* **Task to complete**
Where a line holds the string "image", return that line.

* **Extracted data**

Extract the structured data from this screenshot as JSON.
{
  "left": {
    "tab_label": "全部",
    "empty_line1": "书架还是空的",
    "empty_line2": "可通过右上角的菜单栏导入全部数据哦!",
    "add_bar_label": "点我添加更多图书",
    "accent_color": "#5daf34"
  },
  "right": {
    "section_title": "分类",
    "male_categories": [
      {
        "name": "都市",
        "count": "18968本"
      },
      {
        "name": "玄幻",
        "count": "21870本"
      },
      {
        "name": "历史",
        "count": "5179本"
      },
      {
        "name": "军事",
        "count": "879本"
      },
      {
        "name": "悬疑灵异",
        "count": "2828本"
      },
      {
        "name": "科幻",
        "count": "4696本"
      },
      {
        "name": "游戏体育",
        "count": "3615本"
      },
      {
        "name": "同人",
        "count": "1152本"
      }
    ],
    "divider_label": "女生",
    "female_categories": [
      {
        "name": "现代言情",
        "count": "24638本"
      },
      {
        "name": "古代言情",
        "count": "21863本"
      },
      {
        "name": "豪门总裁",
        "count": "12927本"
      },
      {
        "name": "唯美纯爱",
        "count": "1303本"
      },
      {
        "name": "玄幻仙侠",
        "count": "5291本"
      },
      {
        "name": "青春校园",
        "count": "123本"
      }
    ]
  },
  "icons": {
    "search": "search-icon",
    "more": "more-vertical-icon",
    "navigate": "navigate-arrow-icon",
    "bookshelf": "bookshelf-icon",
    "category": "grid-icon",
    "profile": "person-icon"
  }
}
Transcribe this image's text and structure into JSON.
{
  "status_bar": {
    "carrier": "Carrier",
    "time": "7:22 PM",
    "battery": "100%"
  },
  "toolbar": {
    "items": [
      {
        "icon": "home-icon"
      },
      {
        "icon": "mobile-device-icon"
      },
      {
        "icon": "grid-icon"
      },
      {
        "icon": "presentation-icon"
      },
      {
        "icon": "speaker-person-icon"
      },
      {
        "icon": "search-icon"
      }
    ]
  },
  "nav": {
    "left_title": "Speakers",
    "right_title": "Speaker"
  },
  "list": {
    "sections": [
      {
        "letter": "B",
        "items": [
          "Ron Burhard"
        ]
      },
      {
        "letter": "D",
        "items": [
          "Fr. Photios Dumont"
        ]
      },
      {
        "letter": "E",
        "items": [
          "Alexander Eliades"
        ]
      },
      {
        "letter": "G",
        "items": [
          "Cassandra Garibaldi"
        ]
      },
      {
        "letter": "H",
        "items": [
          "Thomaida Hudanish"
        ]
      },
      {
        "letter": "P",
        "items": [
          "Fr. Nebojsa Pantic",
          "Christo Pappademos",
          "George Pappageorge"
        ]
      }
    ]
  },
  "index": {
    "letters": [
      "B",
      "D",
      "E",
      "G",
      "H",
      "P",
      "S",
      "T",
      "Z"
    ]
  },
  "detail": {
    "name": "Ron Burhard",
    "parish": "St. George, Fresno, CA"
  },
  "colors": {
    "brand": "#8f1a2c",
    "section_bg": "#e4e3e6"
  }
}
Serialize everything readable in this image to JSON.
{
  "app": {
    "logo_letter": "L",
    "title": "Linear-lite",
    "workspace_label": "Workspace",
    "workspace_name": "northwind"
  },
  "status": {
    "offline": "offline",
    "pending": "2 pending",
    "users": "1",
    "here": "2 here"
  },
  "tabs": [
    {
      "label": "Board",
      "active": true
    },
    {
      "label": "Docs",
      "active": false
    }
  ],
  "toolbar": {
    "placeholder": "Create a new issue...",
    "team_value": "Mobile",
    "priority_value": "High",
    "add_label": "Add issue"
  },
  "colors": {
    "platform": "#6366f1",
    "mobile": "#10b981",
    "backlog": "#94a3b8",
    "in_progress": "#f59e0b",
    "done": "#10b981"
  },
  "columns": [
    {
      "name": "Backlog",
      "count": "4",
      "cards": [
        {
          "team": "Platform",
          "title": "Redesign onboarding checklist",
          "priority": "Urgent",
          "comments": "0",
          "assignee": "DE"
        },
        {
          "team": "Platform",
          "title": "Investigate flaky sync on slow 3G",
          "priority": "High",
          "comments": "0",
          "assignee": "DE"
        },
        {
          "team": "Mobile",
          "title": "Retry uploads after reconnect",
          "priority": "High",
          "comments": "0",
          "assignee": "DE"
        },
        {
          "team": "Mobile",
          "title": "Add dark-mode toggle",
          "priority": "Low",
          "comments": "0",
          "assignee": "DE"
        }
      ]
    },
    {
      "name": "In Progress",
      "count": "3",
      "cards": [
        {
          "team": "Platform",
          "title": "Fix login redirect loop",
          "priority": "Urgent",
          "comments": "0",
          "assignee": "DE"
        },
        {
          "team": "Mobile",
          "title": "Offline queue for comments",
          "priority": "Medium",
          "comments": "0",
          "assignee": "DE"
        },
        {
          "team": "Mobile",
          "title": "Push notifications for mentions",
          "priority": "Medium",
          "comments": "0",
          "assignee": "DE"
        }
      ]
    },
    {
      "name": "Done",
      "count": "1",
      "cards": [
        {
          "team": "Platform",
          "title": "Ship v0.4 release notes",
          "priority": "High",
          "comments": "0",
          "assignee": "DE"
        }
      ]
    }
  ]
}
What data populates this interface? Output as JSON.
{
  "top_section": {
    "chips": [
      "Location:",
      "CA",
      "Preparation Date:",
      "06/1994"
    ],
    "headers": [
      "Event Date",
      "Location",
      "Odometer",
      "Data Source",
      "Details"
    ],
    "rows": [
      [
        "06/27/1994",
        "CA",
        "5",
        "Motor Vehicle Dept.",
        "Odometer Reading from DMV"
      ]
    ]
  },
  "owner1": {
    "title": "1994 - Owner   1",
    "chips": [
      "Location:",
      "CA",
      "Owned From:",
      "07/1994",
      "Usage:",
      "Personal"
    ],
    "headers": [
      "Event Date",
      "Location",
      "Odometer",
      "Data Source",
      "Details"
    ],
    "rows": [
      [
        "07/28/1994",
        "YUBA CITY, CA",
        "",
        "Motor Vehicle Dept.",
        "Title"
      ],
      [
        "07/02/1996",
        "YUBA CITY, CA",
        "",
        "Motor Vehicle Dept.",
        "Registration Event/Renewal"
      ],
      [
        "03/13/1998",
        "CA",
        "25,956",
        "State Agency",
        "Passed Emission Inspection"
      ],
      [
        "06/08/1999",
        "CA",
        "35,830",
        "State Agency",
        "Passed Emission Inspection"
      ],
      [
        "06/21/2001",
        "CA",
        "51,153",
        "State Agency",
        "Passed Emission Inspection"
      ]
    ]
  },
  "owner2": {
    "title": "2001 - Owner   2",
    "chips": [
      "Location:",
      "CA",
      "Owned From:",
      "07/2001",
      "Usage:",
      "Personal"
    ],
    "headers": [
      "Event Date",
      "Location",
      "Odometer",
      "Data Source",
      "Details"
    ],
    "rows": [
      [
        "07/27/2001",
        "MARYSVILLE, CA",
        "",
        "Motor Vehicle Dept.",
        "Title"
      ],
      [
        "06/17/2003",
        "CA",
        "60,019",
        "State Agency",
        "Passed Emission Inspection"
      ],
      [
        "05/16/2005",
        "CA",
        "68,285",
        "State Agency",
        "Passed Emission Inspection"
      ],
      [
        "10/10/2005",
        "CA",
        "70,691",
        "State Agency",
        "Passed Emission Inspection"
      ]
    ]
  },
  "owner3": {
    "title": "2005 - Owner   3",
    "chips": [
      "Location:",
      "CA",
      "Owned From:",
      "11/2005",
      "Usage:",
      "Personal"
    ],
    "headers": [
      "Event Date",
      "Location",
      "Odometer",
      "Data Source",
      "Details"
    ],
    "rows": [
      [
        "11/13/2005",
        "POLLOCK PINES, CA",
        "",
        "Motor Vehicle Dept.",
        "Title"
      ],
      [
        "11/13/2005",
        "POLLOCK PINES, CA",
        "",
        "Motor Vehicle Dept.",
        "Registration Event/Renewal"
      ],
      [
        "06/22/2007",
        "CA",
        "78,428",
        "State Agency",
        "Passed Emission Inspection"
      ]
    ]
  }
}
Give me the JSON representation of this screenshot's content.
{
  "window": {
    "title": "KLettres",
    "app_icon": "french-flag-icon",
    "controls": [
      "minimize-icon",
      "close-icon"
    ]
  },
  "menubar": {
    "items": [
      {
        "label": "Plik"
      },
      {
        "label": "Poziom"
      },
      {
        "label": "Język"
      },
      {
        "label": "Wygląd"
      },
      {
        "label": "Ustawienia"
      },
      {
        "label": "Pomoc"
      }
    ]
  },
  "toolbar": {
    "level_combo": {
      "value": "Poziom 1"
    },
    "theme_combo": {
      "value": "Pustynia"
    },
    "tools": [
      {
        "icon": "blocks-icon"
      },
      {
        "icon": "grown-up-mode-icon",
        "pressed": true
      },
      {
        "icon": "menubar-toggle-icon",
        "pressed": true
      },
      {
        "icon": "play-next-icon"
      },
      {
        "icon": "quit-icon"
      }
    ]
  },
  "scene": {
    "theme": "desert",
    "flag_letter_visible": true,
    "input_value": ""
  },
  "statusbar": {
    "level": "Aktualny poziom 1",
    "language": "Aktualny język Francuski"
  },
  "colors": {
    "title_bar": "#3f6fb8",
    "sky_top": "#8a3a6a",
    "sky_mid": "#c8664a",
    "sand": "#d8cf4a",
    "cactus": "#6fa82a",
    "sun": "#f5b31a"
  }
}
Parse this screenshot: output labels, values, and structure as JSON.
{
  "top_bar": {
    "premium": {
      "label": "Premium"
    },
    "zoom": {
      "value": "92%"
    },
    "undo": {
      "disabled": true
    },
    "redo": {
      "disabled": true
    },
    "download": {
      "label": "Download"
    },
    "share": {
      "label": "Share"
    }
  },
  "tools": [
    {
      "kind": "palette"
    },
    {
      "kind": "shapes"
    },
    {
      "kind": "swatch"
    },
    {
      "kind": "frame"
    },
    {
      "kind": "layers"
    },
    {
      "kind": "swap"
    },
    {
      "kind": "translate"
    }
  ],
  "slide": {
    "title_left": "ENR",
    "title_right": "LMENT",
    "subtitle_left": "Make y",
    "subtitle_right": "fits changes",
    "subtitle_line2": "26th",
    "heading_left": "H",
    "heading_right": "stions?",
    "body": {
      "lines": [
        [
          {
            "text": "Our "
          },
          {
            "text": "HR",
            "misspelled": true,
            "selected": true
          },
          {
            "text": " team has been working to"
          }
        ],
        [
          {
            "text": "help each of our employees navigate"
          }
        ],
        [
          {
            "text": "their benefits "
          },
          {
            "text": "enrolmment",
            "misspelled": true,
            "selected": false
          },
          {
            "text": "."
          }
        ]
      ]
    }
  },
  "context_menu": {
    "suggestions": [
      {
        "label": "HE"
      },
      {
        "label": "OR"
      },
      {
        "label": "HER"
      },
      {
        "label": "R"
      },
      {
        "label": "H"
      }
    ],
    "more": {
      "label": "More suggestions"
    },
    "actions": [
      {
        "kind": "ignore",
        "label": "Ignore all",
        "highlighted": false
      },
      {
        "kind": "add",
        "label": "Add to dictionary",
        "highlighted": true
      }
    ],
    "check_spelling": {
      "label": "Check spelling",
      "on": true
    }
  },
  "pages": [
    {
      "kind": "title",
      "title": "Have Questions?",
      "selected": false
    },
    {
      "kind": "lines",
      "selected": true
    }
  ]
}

* **Completed exercise**
Transcribe this image's text and structure into JSON.
Serialize everything readable in this image to JSON.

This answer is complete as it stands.